• _EXERCISE MATERIAL_
BEGIN

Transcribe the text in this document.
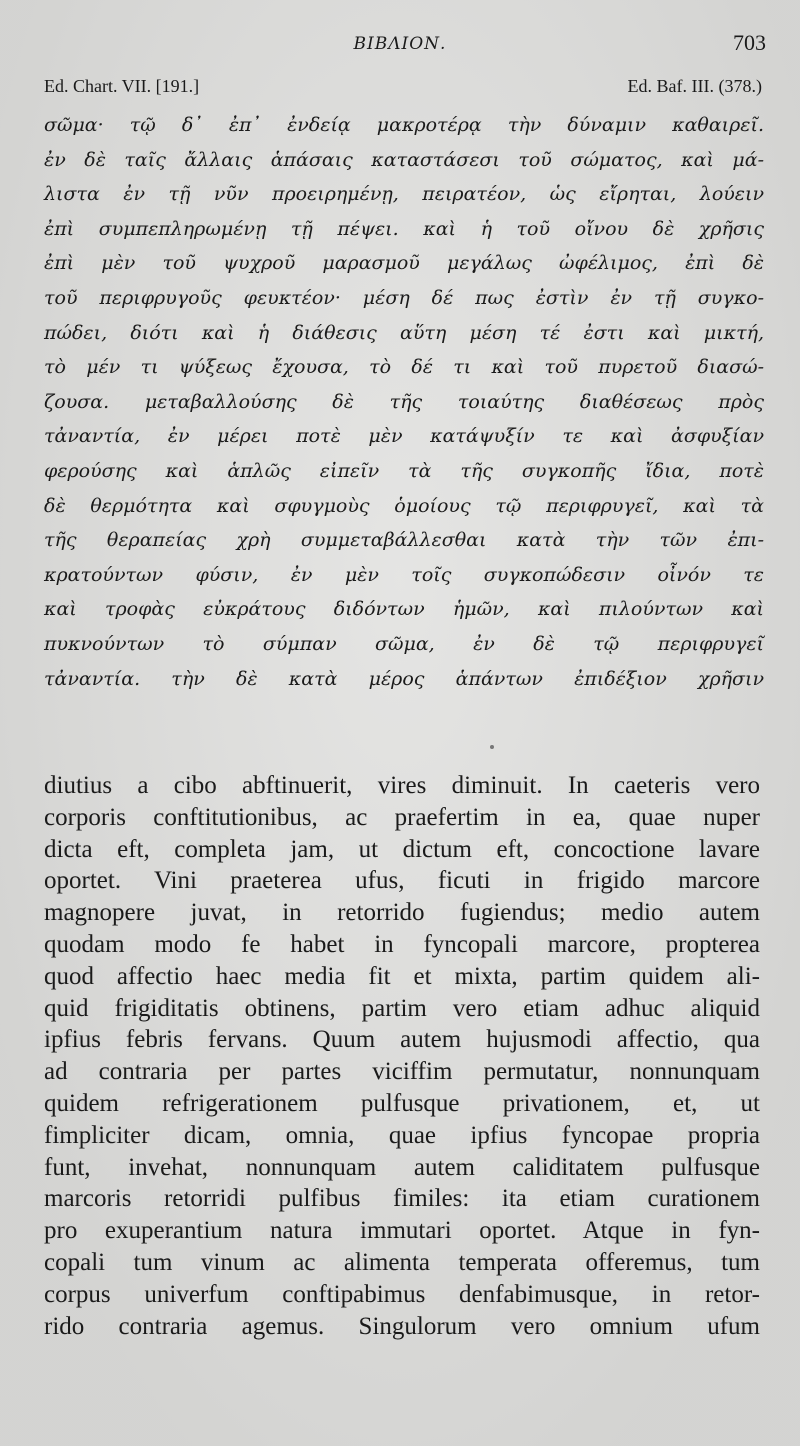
ΒΙΒΛΙΟΝ.	703
Ed. Chart. VII. [191.]	Ed. Baf. III. (378.)
σῶμα· τῷ δ᾽ ἐπ᾽ ἐνδείᾳ μακροτέρᾳ τὴν δύναμιν καθαιρεῖ.
ἐν δὲ ταῖς ἄλλαις ἁπάσαις καταστάσεσι τοῦ σώματος, καὶ μά-
λιστα ἐν τῇ νῦν προειρημένῃ, πειρατέον, ὡς εἴρηται, λούειν
ἐπὶ συμπεπληρωμένῃ τῇ πέψει. καὶ ἡ τοῦ οἴνου δὲ χρῆσις
ἐπὶ μὲν τοῦ ψυχροῦ μαρασμοῦ μεγάλως ὠφέλιμος, ἐπὶ δὲ
τοῦ περιφρυγοῦς φευκτέον· μέση δέ πως ἐστὶν ἐν τῇ συγκο-
πώδει, διότι καὶ ἡ διάθεσις αὕτη μέση τέ ἐστι καὶ μικτή,
τὸ μέν τι ψύξεως ἔχουσα, τὸ δέ τι καὶ τοῦ πυρετοῦ διασώ-
ζουσα. μεταβαλλούσης δὲ τῆς τοιαύτης διαθέσεως πρὸς
τἀναντία, ἐν μέρει ποτὲ μὲν κατάψυξίν τε καὶ ἀσφυξίαν
φερούσης καὶ ἁπλῶς εἰπεῖν τὰ τῆς συγκοπῆς ἴδια, ποτὲ
δὲ θερμότητα καὶ σφυγμοὺς ὁμοίους τῷ περιφρυγεῖ, καὶ τὰ
τῆς θεραπείας χρὴ συμμεταβάλλεσθαι κατὰ τὴν τῶν ἐπι-
κρατούντων φύσιν, ἐν μὲν τοῖς συγκοπώδεσιν οἶνόν τε
καὶ τροφὰς εὐκράτους διδόντων ἡμῶν, καὶ πιλούντων καὶ
πυκνούντων τὸ σύμπαν σῶμα, ἐν δὲ τῷ περιφρυγεῖ
τἀναντία. τὴν δὲ κατὰ μέρος ἁπάντων ἐπιδέξιον χρῆσιν
diutius a cibo abftinuerit, vires diminuit. In caeteris vero
corporis conftitutionibus, ac praefertim in ea, quae nuper
dicta eft, completa jam, ut dictum eft, concoctione lavare
oportet. Vini praeterea ufus, ficuti in frigido marcore
magnopere juvat, in retorrido fugiendus; medio autem
quodam modo fe habet in fyncopali marcore, propterea
quod affectio haec media fit et mixta, partim quidem ali-
quid frigiditatis obtinens, partim vero etiam adhuc aliquid
ipfius febris fervans. Quum autem hujusmodi affectio, qua
ad contraria per partes viciffim permutatur, nonnunquam
quidem refrigerationem pulfusque privationem, et, ut
fimpliciter dicam, omnia, quae ipfius fyncopae propria
funt, invehat, nonnunquam autem caliditatem pulfusque
marcoris retorridi pulfibus fimiles: ita etiam curationem
pro exuperantium natura immutari oportet. Atque in fyn-
copali tum vinum ac alimenta temperata offeremus, tum
corpus univerfum conftipabimus denfabimusque, in retor-
rido contraria agemus. Singulorum vero omnium ufum
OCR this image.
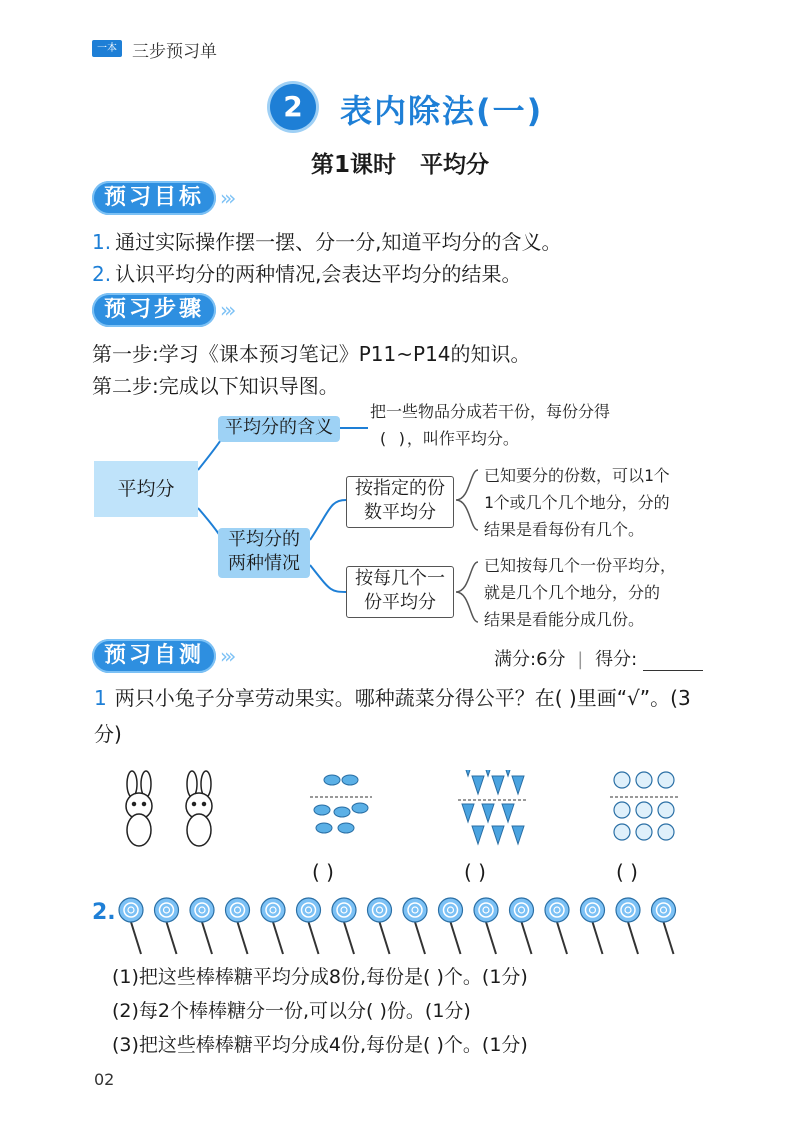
一本 三步预习单
2	表内除法(一)
第1课时 平均分
预习目标 »›
1. 通过实际操作摆一摆、分一分,知道平均分的含义。
2. 认识平均分的两种情况,会表达平均分的结果。
预习步骤 »›
第一步:学习《课本预习笔记》P11~P14的知识。
第二步:完成以下知识导图。
平均分
平均分的含义
把一些物品分成若干份，每份分得
( )，叫作平均分。
平均分的
两种情况
按指定的份
数平均分
已知要分的份数，可以1个
1个或几个几个地分，分的
结果是看每份有几个。
按每几个一
份平均分
已知按每几个一份平均分，
就是几个几个地分，分的
结果是看能分成几份。
预习自测 »›	满分:6分 | 得分:
1 两只小兔子分享劳动果实。哪种蔬菜分得公平？在( )里画“√”。(3分)
( )	( )	( )
2.
(1)把这些棒棒糖平均分成8份,每份是( )个。(1分)
(2)每2个棒棒糖分一份,可以分( )份。(1分)
(3)把这些棒棒糖平均分成4份,每份是( )个。(1分)
02
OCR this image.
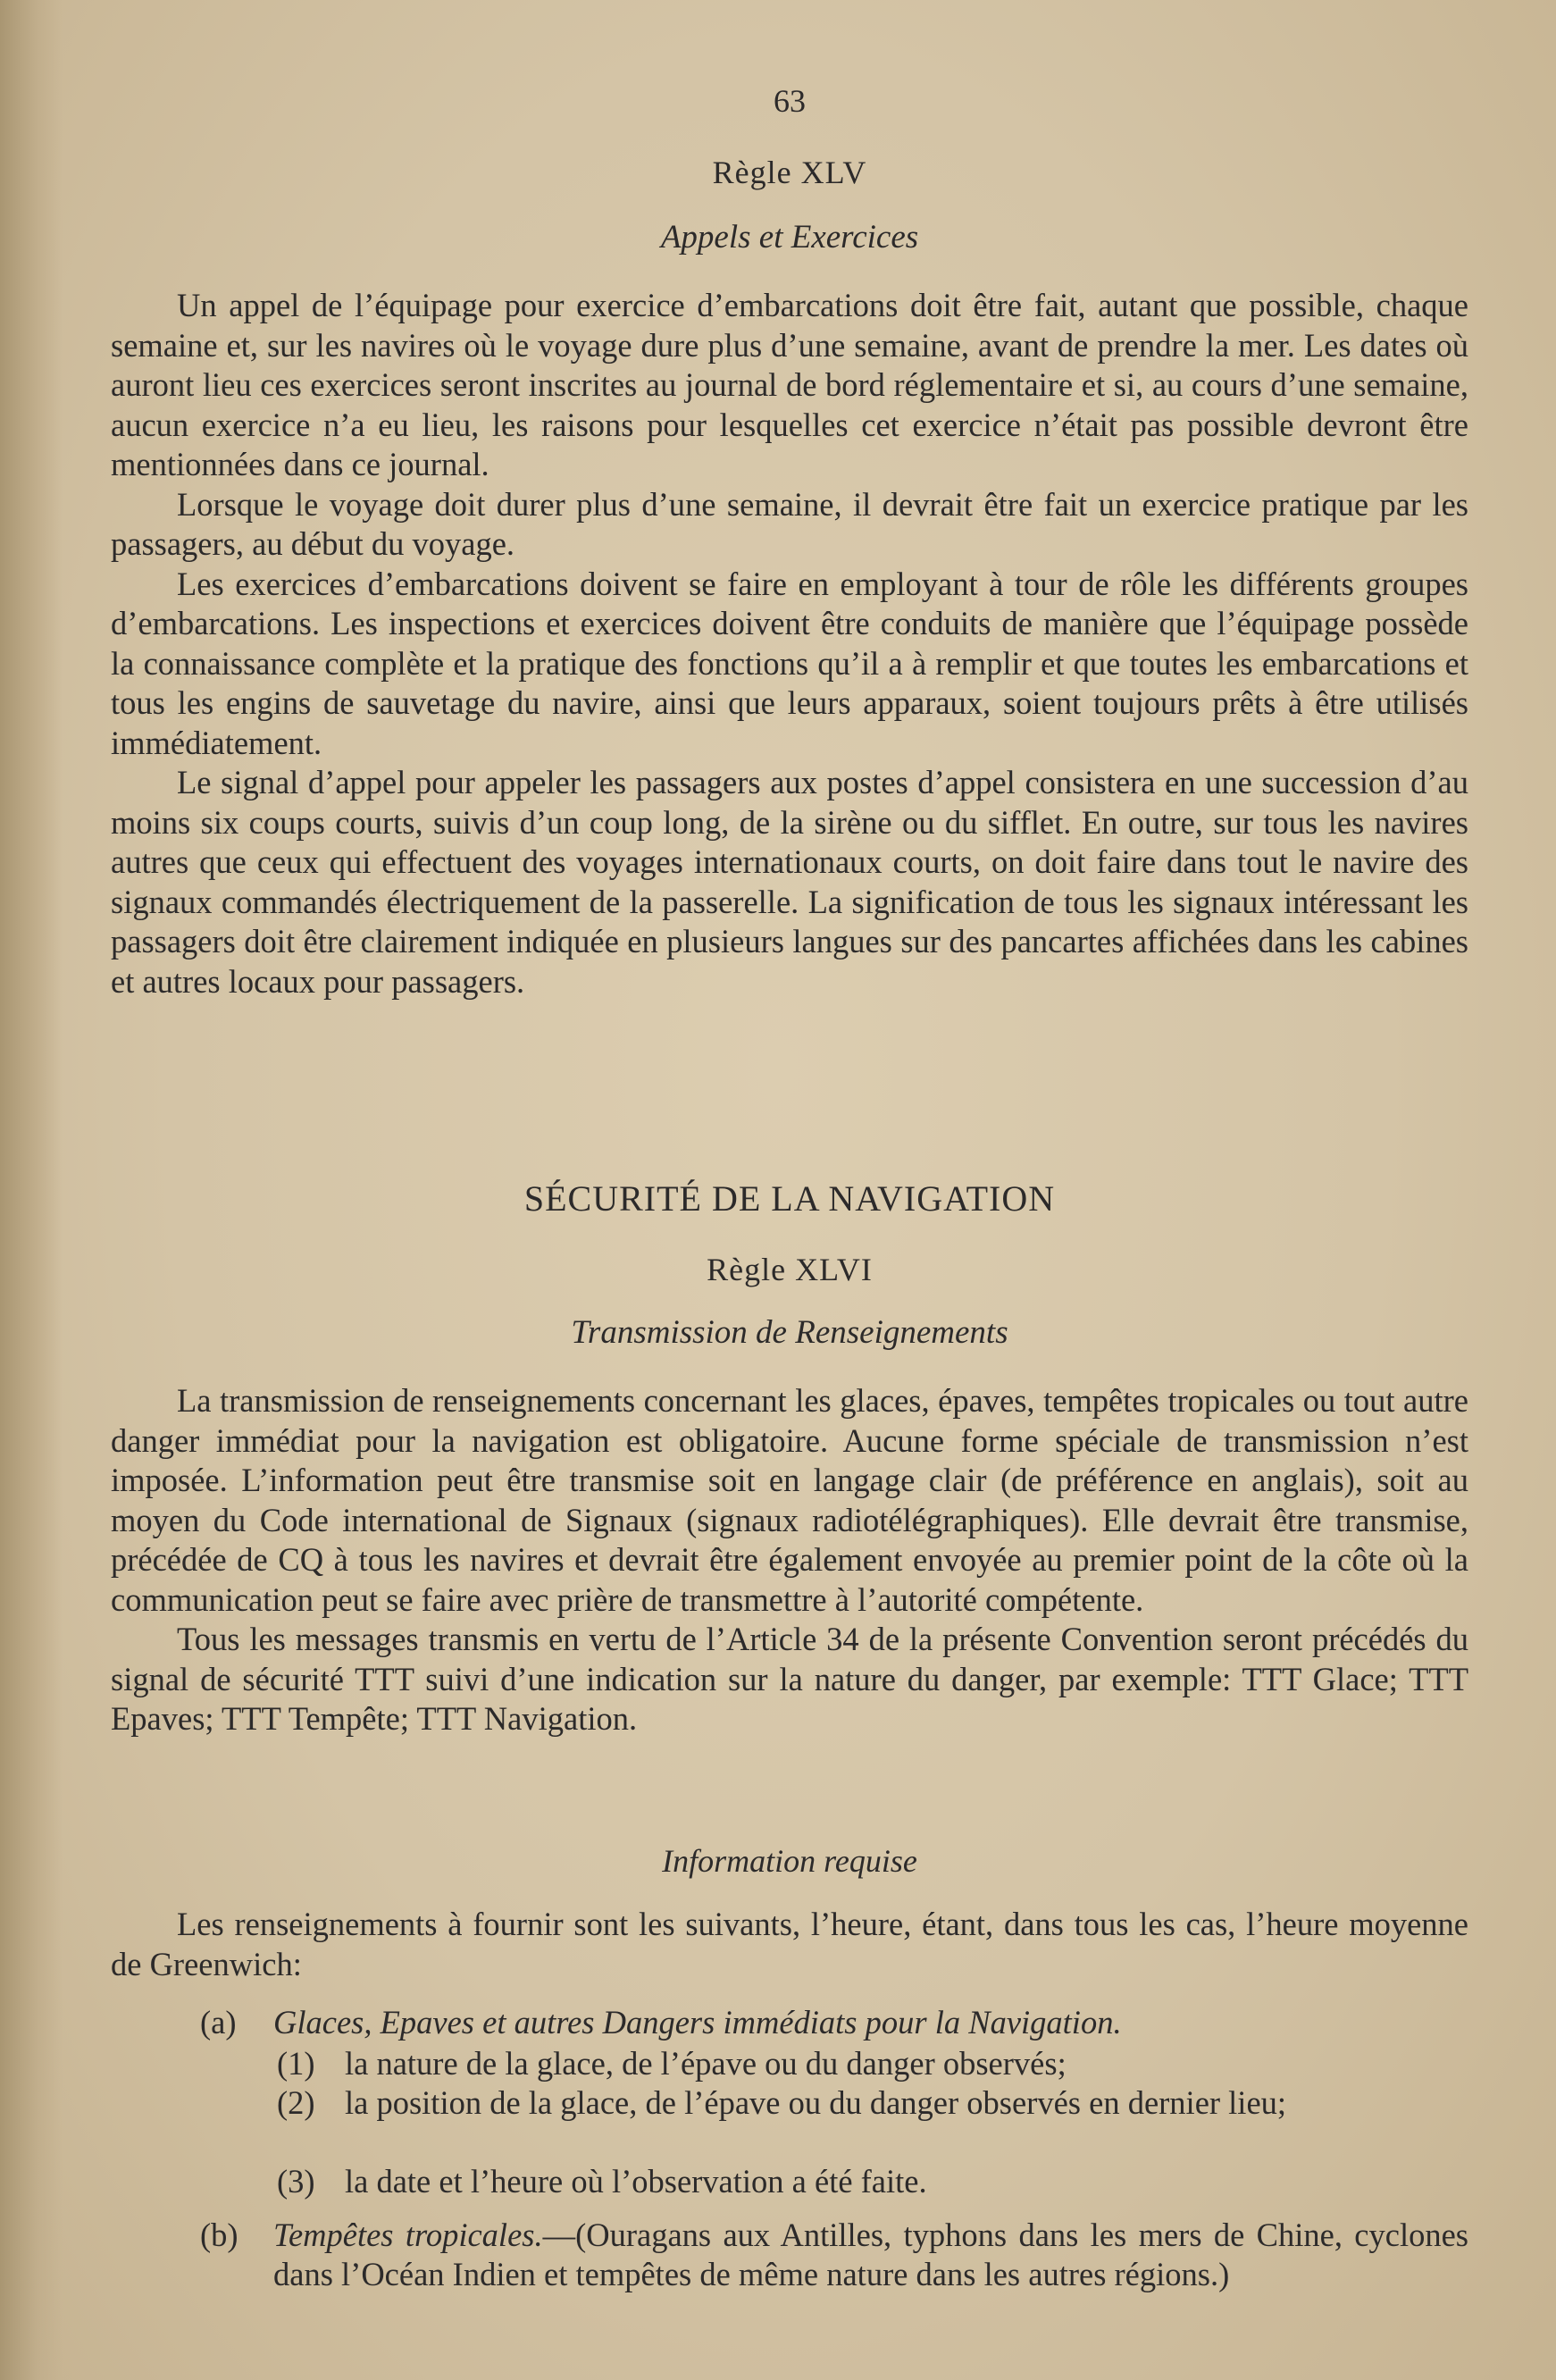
63
Règle XLV
Appels et Exercices

Un appel de l’équipage pour exercice d’embarcations doit être fait, autant que possible, chaque semaine et, sur les navires où le voyage dure plus d’une semaine, avant de prendre la mer. Les dates où auront lieu ces exercices seront inscrites au journal de bord réglementaire et si, au cours d’une semaine, aucun exercice n’a eu lieu, les raisons pour lesquelles cet exercice n’était pas possible devront être mentionnées dans ce journal.

Lorsque le voyage doit durer plus d’une semaine, il devrait être fait un exercice pratique par les passagers, au début du voyage.

Les exercices d’embarcations doivent se faire en employant à tour de rôle les différents groupes d’embarcations. Les inspections et exercices doivent être conduits de manière que l’équipage possède la connaissance complète et la pratique des fonctions qu’il a à remplir et que toutes les embarcations et tous les engins de sauvetage du navire, ainsi que leurs apparaux, soient toujours prêts à être utilisés immédiatement.

Le signal d’appel pour appeler les passagers aux postes d’appel consistera en une succession d’au moins six coups courts, suivis d’un coup long, de la sirène ou du sifflet. En outre, sur tous les navires autres que ceux qui effectuent des voyages internationaux courts, on doit faire dans tout le navire des signaux commandés électriquement de la passerelle. La signification de tous les signaux intéressant les passagers doit être clairement indiquée en plusieurs langues sur des pancartes affichées dans les cabines et autres locaux pour passagers.

SÉCURITÉ DE LA NAVIGATION
Règle XLVI
Transmission de Renseignements

La transmission de renseignements concernant les glaces, épaves, tempêtes tropicales ou tout autre danger immédiat pour la navigation est obligatoire. Aucune forme spéciale de transmission n’est imposée. L’information peut être transmise soit en langage clair (de préférence en anglais), soit au moyen du Code international de Signaux (signaux radiotélégraphiques). Elle devrait être transmise, précédée de CQ à tous les navires et devrait être également envoyée au premier point de la côte où la communication peut se faire avec prière de transmettre à l’autorité compétente.

Tous les messages transmis en vertu de l’Article 34 de la présente Convention seront précédés du signal de sécurité TTT suivi d’une indication sur la nature du danger, par exemple: TTT Glace; TTT Epaves; TTT Tempête; TTT Navigation.

Information requise

Les renseignements à fournir sont les suivants, l’heure, étant, dans tous les cas, l’heure moyenne de Greenwich:

(a) Glaces, Epaves et autres Dangers immédiats pour la Navigation.
(1) la nature de la glace, de l’épave ou du danger observés;
(2) la position de la glace, de l’épave ou du danger observés en dernier lieu;
(3) la date et l’heure où l’observation a été faite.
(b) Tempêtes tropicales.—(Ouragans aux Antilles, typhons dans les mers de Chine, cyclones dans l’Océan Indien et tempêtes de même nature dans les autres régions.)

END

Every line of the data should be copied as it stands, without the images.

• _RESPONSE_
Transcribe the text in this document.
ΒΙΒΛΙΟΝ.	703
Ed. Chart. VII. [191.]	Ed. Baf. III. (378.)
σῶμα· τῷ δ᾽ ἐπ᾽ ἐνδείᾳ μακροτέρᾳ τὴν δύναμιν καθαιρεῖ.
ἐν δὲ ταῖς ἄλλαις ἁπάσαις καταστάσεσι τοῦ σώματος, καὶ μά-
λιστα ἐν τῇ νῦν προειρημένῃ, πειρατέον, ὡς εἴρηται, λούειν
ἐπὶ συμπεπληρωμένῃ τῇ πέψει. καὶ ἡ τοῦ οἴνου δὲ χρῆσις
ἐπὶ μὲν τοῦ ψυχροῦ μαρασμοῦ μεγάλως ὠφέλιμος, ἐπὶ δὲ
τοῦ περιφρυγοῦς φευκτέον· μέση δέ πως ἐστὶν ἐν τῇ συγκο-
πώδει, διότι καὶ ἡ διάθεσις αὕτη μέση τέ ἐστι καὶ μικτή,
τὸ μέν τι ψύξεως ἔχουσα, τὸ δέ τι καὶ τοῦ πυρετοῦ διασώ-
ζουσα. μεταβαλλούσης δὲ τῆς τοιαύτης διαθέσεως πρὸς
τἀναντία, ἐν μέρει ποτὲ μὲν κατάψυξίν τε καὶ ἀσφυξίαν
φερούσης καὶ ἁπλῶς εἰπεῖν τὰ τῆς συγκοπῆς ἴδια, ποτὲ
δὲ θερμότητα καὶ σφυγμοὺς ὁμοίους τῷ περιφρυγεῖ, καὶ τὰ
τῆς θεραπείας χρὴ συμμεταβάλλεσθαι κατὰ τὴν τῶν ἐπι-
κρατούντων φύσιν, ἐν μὲν τοῖς συγκοπώδεσιν οἶνόν τε
καὶ τροφὰς εὐκράτους διδόντων ἡμῶν, καὶ πιλούντων καὶ
πυκνούντων τὸ σύμπαν σῶμα, ἐν δὲ τῷ περιφρυγεῖ
τἀναντία. τὴν δὲ κατὰ μέρος ἁπάντων ἐπιδέξιον χρῆσιν
diutius a cibo abftinuerit, vires diminuit. In caeteris vero
corporis conftitutionibus, ac praefertim in ea, quae nuper
dicta eft, completa jam, ut dictum eft, concoctione lavare
oportet. Vini praeterea ufus, ficuti in frigido marcore
magnopere juvat, in retorrido fugiendus; medio autem
quodam modo fe habet in fyncopali marcore, propterea
quod affectio haec media fit et mixta, partim quidem ali-
quid frigiditatis obtinens, partim vero etiam adhuc aliquid
ipfius febris fervans. Quum autem hujusmodi affectio, qua
ad contraria per partes viciffim permutatur, nonnunquam
quidem refrigerationem pulfusque privationem, et, ut
fimpliciter dicam, omnia, quae ipfius fyncopae propria
funt, invehat, nonnunquam autem caliditatem pulfusque
marcoris retorridi pulfibus fimiles: ita etiam curationem
pro exuperantium natura immutari oportet. Atque in fyn-
copali tum vinum ac alimenta temperata offeremus, tum
corpus univerfum conftipabimus denfabimusque, in retor-
rido contraria agemus. Singulorum vero omnium ufum
OCR this image.
一本 三步预习单
2	表内除法(一)
第1课时 平均分
预习目标 »›
1. 通过实际操作摆一摆、分一分,知道平均分的含义。
2. 认识平均分的两种情况,会表达平均分的结果。
预习步骤 »›
第一步:学习《课本预习笔记》P11~P14的知识。
第二步:完成以下知识导图。
平均分
平均分的含义
把一些物品分成若干份，每份分得
( )，叫作平均分。
平均分的
两种情况
按指定的份
数平均分
已知要分的份数，可以1个
1个或几个几个地分，分的
结果是看每份有几个。
按每几个一
份平均分
已知按每几个一份平均分，
就是几个几个地分，分的
结果是看能分成几份。
预习自测 »›	满分:6分 | 得分:
1 两只小兔子分享劳动果实。哪种蔬菜分得公平？在( )里画“√”。(3分)
( )	( )	( )
2.
(1)把这些棒棒糖平均分成8份,每份是( )个。(1分)
(2)每2个棒棒糖分一份,可以分( )份。(1分)
(3)把这些棒棒糖平均分成4份,每份是( )个。(1分)
02
OCR this image.
63
Règle XLV
Appels et Exercices

Un appel de l’équipage pour exercice d’embarcations doit être fait, autant que possible, chaque semaine et, sur les navires où le voyage dure plus d’une semaine, avant de prendre la mer. Les dates où auront lieu ces exercices seront inscrites au journal de bord réglementaire et si, au cours d’une semaine, aucun exercice n’a eu lieu, les raisons pour lesquelles cet exercice n’était pas possible devront être mentionnées dans ce journal.

Lorsque le voyage doit durer plus d’une semaine, il devrait être fait un exercice pratique par les passagers, au début du voyage.

Les exercices d’embarcations doivent se faire en employant à tour de rôle les différents groupes d’embarcations. Les inspections et exercices doivent être conduits de manière que l’équipage possède la connaissance complète et la pratique des fonctions qu’il a à remplir et que toutes les embarcations et tous les engins de sauvetage du navire, ainsi que leurs apparaux, soient toujours prêts à être utilisés immédiatement.

Le signal d’appel pour appeler les passagers aux postes d’appel consistera en une succession d’au moins six coups courts, suivis d’un coup long, de la sirène ou du sifflet. En outre, sur tous les navires autres que ceux qui effectuent des voyages internationaux courts, on doit faire dans tout le navire des signaux commandés électriquement de la passerelle. La signification de tous les signaux intéressant les passagers doit être clairement indiquée en plusieurs langues sur des pancartes affichées dans les cabines et autres locaux pour passagers.

SÉCURITÉ DE LA NAVIGATION
Règle XLVI
Transmission de Renseignements

La transmission de renseignements concernant les glaces, épaves, tempêtes tropicales ou tout autre danger immédiat pour la navigation est obligatoire. Aucune forme spéciale de transmission n’est imposée. L’information peut être transmise soit en langage clair (de préférence en anglais), soit au moyen du Code international de Signaux (signaux radiotélégraphiques). Elle devrait être transmise, précédée de CQ à tous les navires et devrait être également envoyée au premier point de la côte où la communication peut se faire avec prière de transmettre à l’autorité compétente.

Tous les messages transmis en vertu de l’Article 34 de la présente Convention seront précédés du signal de sécurité TTT suivi d’une indication sur la nature du danger, par exemple: TTT Glace; TTT Epaves; TTT Tempête; TTT Navigation.

Information requise

Les renseignements à fournir sont les suivants, l’heure, étant, dans tous les cas, l’heure moyenne de Greenwich:

(a) Glaces, Epaves et autres Dangers immédiats pour la Navigation.
(1) la nature de la glace, de l’épave ou du danger observés;
(2) la position de la glace, de l’épave ou du danger observés en dernier lieu;
(3) la date et l’heure où l’observation a été faite.
(b) Tempêtes tropicales.—(Ouragans aux Antilles, typhons dans les mers de Chine, cyclones dans l’Océan Indien et tempêtes de même nature dans les autres régions.)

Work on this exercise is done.